### What this task involves
Search the entries below for the string "PBMC" and copy the lines that hold it.

### Data extracts
+ + + + +
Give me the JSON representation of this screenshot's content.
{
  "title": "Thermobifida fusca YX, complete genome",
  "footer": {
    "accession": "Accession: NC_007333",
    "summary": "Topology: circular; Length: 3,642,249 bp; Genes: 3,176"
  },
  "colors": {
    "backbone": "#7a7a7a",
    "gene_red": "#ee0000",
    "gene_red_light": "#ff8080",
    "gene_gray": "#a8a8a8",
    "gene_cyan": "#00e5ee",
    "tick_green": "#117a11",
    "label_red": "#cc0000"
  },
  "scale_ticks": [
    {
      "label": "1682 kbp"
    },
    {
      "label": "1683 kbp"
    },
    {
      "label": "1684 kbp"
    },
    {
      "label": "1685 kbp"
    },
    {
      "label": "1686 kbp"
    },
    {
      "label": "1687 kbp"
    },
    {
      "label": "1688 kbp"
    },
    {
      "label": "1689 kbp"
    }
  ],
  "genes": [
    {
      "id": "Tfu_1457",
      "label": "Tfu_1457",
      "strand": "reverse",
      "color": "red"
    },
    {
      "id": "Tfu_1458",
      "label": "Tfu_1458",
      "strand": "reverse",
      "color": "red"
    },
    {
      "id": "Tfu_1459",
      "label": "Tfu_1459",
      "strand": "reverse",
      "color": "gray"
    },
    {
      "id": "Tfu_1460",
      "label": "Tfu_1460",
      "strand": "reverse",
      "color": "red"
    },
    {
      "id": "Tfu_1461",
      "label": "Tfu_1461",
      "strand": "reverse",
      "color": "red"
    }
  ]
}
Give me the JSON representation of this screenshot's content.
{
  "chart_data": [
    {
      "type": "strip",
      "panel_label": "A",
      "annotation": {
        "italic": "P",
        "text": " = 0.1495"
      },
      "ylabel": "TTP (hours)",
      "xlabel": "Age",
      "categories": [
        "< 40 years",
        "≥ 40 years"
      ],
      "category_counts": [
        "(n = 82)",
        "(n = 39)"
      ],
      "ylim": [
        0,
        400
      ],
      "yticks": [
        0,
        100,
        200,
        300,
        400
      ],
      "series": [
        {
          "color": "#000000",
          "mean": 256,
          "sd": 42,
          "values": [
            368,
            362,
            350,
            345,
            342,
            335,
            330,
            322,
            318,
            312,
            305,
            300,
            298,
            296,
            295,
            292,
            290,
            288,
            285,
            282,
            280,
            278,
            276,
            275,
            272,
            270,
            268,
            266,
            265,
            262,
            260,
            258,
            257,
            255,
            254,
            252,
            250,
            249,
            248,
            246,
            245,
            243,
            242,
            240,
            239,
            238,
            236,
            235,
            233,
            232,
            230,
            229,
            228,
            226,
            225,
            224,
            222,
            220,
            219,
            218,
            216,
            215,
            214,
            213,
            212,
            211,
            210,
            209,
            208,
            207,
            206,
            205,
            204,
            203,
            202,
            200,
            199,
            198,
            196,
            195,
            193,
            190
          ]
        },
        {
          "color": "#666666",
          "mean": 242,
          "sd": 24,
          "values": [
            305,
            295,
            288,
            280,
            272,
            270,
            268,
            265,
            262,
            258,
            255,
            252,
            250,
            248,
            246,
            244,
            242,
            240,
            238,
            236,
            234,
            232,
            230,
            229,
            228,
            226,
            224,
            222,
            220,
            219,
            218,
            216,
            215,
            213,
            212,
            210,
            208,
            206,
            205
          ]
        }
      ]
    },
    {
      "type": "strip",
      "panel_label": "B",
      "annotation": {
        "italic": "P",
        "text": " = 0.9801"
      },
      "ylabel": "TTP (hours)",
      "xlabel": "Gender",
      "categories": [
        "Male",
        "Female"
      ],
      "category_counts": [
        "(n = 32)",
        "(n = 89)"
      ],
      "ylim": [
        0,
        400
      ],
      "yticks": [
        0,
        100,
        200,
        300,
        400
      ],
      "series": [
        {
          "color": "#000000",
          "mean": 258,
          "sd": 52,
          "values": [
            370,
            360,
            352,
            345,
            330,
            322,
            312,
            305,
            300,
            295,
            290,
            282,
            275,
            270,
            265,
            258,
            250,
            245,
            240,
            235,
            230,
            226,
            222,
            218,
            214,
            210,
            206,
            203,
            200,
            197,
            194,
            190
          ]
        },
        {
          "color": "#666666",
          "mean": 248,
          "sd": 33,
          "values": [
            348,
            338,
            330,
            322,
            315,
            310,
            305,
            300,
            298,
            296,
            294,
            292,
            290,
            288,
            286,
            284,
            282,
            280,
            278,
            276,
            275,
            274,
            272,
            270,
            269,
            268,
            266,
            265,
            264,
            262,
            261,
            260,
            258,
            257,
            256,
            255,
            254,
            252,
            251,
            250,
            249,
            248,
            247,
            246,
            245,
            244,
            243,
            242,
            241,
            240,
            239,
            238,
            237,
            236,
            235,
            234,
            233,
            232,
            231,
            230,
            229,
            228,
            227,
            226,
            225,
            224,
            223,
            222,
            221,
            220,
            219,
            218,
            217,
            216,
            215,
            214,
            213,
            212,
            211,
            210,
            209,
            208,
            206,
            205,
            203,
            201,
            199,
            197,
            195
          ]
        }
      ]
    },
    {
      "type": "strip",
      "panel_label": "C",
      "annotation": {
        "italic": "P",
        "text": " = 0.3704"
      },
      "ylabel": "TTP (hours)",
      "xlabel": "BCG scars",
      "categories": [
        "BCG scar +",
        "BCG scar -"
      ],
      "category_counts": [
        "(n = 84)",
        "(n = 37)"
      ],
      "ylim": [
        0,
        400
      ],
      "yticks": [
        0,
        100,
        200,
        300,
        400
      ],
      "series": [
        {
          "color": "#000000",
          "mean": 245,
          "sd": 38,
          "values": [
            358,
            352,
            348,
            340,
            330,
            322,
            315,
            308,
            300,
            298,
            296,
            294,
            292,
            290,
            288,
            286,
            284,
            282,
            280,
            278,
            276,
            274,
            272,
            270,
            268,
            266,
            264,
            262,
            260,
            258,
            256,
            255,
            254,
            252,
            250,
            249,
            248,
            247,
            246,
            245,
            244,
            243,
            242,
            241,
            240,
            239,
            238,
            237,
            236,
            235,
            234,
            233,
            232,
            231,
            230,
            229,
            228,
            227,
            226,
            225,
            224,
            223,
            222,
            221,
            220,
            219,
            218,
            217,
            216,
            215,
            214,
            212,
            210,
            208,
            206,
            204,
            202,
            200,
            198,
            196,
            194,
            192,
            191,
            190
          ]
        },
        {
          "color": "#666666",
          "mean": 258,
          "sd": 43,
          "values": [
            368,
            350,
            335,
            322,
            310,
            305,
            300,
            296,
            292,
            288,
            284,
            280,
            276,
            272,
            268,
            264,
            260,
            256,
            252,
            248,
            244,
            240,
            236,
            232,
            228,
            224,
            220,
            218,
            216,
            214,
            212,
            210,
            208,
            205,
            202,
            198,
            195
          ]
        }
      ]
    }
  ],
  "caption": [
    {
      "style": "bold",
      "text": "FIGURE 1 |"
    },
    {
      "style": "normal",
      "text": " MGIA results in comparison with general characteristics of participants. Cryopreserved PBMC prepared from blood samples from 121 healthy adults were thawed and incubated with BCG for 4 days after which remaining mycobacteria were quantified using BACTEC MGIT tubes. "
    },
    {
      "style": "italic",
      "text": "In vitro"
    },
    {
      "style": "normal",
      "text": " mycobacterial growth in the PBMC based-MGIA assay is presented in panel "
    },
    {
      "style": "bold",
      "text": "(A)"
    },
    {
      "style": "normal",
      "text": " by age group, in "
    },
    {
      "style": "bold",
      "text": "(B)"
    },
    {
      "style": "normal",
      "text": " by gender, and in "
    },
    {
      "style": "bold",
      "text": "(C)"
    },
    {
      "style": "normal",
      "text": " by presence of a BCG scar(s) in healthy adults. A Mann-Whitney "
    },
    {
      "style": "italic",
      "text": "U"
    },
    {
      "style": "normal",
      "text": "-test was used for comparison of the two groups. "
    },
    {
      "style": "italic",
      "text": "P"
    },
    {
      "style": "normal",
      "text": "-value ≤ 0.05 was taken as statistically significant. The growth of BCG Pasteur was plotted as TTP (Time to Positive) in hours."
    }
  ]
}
+ + + + +
### Answer box
      "text": " MGIA results in comparison with general characteristics of participants. Cryopreserved PBMC prepared from blood samples from 121 healthy adults were thawed and incubated with BCG for 4 days after which remaining mycobacteria were quantified using BACTEC MGIT tubes. "
      "text": " mycobacterial growth in the PBMC based-MGIA assay is presented in panel "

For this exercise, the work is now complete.